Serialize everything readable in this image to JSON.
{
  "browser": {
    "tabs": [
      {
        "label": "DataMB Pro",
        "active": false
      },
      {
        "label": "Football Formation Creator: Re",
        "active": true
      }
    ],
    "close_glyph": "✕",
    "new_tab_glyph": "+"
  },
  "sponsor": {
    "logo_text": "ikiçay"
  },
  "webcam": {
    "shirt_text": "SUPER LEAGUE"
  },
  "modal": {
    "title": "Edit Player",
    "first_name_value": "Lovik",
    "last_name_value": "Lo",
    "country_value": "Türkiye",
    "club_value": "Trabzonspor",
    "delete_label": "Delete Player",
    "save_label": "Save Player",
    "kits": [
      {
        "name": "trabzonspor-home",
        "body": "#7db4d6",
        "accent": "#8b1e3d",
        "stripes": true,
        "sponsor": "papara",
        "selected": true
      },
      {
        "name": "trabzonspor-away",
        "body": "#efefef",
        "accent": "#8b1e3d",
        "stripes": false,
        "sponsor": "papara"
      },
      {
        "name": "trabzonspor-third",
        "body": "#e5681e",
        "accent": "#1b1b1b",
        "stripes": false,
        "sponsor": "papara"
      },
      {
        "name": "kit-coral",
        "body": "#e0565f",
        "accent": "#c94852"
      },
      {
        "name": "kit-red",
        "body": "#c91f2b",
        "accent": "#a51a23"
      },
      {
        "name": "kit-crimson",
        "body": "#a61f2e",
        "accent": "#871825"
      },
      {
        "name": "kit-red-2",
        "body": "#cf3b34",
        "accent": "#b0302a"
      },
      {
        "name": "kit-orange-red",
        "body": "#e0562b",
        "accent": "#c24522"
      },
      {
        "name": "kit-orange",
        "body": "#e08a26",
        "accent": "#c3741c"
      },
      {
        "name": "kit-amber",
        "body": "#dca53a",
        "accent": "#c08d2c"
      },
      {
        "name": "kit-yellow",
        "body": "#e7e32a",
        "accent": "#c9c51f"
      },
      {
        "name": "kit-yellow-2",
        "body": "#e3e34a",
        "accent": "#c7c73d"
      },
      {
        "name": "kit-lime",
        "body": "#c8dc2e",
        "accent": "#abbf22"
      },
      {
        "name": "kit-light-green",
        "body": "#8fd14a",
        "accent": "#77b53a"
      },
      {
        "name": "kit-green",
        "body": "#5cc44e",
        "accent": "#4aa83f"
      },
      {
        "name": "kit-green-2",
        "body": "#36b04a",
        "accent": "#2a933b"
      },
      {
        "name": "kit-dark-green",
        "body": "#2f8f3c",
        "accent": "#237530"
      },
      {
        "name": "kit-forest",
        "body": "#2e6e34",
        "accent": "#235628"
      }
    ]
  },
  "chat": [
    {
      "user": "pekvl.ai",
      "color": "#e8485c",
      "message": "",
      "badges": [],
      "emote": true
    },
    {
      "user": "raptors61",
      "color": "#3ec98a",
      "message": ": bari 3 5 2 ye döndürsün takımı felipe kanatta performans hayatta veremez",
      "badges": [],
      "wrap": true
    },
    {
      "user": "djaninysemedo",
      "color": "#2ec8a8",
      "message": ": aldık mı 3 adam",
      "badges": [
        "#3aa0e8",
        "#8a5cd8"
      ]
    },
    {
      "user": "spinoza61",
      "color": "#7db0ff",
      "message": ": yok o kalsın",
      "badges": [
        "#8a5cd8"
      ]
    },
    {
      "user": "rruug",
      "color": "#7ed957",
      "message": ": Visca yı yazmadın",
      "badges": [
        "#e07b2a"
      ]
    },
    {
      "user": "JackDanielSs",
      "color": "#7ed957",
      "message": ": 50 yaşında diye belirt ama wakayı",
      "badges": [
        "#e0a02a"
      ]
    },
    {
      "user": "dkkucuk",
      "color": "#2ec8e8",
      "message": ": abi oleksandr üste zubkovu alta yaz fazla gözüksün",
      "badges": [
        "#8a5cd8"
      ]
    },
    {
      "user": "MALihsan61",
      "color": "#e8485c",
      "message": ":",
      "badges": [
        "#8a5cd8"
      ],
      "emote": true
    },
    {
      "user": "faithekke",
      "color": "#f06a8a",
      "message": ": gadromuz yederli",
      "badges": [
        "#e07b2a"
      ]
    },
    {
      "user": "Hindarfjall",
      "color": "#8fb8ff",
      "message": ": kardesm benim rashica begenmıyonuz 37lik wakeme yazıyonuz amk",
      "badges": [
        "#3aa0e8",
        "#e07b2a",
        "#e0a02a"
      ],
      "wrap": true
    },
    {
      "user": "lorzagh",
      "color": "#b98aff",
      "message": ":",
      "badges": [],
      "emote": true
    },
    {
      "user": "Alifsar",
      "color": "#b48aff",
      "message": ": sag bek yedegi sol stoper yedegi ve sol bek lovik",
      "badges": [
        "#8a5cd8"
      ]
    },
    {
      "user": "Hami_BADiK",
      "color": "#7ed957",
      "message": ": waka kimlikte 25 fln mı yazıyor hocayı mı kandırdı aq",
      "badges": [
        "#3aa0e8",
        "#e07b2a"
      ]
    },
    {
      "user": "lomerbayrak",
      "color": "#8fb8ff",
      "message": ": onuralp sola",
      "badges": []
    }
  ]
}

> **WHAT IS NEEDED**
Across the entries, how many lines contain "sponsor"? Reply with the number only.

> **WRITTEN RESPONSE**
4